## What you should do
Select and reproduce each line of the listing below that bears the string "селищної".

## Listed records
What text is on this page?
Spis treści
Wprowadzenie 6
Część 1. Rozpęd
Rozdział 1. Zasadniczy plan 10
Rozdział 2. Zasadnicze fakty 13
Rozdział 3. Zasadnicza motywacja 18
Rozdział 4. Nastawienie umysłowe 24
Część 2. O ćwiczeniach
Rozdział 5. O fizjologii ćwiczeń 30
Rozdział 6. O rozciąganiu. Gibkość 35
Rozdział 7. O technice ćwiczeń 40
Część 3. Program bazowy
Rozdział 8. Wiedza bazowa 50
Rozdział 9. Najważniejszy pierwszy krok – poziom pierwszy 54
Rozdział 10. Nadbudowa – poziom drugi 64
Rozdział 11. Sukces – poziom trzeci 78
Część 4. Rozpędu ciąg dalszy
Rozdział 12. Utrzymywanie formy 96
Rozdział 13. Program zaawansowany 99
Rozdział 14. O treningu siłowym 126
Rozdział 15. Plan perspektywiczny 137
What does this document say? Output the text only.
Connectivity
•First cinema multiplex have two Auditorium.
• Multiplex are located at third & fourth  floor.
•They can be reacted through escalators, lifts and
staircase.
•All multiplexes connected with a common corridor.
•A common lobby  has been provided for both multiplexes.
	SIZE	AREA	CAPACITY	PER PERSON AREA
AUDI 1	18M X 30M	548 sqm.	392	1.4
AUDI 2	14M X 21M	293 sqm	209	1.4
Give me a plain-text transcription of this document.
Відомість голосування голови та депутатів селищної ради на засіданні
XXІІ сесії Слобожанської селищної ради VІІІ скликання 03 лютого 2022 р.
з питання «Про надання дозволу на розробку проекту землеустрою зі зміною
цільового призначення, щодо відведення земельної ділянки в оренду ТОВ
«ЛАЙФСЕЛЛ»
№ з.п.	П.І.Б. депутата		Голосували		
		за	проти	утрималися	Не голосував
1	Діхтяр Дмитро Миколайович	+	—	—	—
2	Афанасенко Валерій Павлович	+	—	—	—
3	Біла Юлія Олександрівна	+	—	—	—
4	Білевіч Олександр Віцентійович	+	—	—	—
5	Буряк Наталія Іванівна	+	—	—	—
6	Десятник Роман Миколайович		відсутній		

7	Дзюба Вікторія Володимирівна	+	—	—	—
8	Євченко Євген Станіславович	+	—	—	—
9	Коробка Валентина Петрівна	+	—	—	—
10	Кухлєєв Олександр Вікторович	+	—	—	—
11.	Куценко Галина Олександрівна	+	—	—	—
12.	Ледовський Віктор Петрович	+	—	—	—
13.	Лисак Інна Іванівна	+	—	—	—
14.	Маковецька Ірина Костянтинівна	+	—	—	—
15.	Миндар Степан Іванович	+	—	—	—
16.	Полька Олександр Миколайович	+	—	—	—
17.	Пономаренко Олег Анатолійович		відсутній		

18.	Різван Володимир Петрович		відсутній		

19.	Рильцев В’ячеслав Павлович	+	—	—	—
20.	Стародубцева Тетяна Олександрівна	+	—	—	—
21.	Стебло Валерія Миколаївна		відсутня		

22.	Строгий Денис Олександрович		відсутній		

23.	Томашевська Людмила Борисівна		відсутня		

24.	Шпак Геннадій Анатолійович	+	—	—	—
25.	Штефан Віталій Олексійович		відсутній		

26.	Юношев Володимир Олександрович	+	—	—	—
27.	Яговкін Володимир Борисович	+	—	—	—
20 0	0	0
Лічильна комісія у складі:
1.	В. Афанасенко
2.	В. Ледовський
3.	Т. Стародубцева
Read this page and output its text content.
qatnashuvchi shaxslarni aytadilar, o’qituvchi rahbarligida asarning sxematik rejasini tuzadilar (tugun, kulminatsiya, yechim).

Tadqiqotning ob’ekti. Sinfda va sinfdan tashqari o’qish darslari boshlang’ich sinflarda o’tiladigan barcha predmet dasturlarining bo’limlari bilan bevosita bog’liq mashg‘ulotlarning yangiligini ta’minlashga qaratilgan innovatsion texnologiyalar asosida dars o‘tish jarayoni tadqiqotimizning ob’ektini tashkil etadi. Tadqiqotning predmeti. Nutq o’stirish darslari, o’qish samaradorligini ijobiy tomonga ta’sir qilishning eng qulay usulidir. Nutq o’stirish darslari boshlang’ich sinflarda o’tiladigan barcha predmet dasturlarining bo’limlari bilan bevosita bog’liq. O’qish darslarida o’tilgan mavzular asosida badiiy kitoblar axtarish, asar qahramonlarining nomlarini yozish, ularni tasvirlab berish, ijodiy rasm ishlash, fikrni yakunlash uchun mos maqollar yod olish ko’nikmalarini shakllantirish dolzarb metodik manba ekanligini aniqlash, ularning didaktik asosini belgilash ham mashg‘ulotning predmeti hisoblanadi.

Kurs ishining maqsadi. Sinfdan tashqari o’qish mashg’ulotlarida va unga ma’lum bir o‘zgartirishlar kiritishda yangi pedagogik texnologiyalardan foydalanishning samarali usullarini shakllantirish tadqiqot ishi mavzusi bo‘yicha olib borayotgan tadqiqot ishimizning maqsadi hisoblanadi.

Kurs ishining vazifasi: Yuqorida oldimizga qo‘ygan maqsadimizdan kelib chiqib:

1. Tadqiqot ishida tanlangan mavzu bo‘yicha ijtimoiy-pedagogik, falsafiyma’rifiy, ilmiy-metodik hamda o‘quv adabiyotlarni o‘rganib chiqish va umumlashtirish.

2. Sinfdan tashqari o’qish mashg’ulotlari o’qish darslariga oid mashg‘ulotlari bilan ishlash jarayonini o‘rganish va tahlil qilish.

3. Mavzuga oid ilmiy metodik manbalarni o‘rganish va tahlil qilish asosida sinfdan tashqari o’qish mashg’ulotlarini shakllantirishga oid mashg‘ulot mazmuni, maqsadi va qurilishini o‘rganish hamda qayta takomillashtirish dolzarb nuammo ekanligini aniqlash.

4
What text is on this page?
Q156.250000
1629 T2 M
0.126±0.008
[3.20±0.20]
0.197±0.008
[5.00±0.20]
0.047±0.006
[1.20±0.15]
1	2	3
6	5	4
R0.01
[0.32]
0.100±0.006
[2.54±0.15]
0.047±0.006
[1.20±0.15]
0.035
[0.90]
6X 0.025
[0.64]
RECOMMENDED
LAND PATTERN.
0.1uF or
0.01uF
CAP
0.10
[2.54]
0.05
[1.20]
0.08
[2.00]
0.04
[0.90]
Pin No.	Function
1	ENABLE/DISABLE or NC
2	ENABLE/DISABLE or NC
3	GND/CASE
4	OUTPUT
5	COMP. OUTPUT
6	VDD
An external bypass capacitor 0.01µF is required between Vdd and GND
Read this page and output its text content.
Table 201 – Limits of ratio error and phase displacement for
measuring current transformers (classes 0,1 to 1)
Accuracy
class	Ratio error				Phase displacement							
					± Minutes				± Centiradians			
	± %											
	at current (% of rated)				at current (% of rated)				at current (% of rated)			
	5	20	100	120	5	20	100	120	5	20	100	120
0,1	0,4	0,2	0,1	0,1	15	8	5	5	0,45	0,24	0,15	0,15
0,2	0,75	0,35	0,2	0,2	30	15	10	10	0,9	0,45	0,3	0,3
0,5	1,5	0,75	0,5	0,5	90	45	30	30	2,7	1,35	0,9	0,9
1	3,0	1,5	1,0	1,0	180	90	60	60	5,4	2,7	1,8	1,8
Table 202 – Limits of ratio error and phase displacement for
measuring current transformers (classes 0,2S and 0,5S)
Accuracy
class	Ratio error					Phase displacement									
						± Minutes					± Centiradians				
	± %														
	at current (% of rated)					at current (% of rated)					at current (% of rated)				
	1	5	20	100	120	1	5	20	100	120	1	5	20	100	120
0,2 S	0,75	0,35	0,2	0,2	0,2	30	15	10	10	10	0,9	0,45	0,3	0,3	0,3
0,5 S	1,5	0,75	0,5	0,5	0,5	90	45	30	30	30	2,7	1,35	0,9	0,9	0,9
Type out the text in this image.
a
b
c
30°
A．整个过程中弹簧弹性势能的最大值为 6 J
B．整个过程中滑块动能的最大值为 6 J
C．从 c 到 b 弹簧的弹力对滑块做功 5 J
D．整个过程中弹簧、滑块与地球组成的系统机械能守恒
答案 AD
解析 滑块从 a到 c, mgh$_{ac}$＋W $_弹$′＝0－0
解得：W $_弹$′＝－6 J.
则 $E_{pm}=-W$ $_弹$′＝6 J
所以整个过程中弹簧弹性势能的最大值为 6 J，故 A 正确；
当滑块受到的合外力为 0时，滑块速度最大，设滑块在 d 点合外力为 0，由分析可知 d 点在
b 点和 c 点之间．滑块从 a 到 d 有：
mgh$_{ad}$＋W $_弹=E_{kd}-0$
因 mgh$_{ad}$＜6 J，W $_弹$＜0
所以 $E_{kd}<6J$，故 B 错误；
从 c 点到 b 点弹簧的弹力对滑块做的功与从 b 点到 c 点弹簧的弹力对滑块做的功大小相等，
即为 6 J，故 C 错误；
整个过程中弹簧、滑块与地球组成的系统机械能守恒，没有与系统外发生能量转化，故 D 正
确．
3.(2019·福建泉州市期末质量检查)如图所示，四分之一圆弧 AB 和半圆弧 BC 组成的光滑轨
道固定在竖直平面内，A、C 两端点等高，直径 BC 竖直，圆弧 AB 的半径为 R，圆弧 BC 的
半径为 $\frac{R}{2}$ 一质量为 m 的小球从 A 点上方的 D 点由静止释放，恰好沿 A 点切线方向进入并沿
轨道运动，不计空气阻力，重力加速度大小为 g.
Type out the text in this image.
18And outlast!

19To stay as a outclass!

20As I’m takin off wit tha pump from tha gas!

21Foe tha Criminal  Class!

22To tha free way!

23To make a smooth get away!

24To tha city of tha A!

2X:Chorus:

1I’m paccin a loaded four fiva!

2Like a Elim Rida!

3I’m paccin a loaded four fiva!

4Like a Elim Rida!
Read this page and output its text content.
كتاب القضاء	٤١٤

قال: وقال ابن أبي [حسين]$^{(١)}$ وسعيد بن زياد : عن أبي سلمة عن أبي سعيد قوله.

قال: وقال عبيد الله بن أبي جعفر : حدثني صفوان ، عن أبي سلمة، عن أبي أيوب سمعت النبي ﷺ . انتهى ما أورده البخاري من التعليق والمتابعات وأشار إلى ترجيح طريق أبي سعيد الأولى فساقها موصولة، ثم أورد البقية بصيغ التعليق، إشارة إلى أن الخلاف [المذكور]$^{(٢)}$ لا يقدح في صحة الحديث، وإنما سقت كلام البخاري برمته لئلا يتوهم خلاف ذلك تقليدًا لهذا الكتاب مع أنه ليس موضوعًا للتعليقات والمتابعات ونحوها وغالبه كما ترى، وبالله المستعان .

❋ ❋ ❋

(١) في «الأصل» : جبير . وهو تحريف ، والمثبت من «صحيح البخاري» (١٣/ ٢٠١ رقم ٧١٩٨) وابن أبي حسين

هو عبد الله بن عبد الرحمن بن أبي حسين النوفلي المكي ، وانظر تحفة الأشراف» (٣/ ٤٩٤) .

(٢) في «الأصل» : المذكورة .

## Written response
Відомість голосування голови та депутатів селищної ради на засіданні
XXІІ сесії Слобожанської селищної ради VІІІ скликання 03 лютого 2022 р.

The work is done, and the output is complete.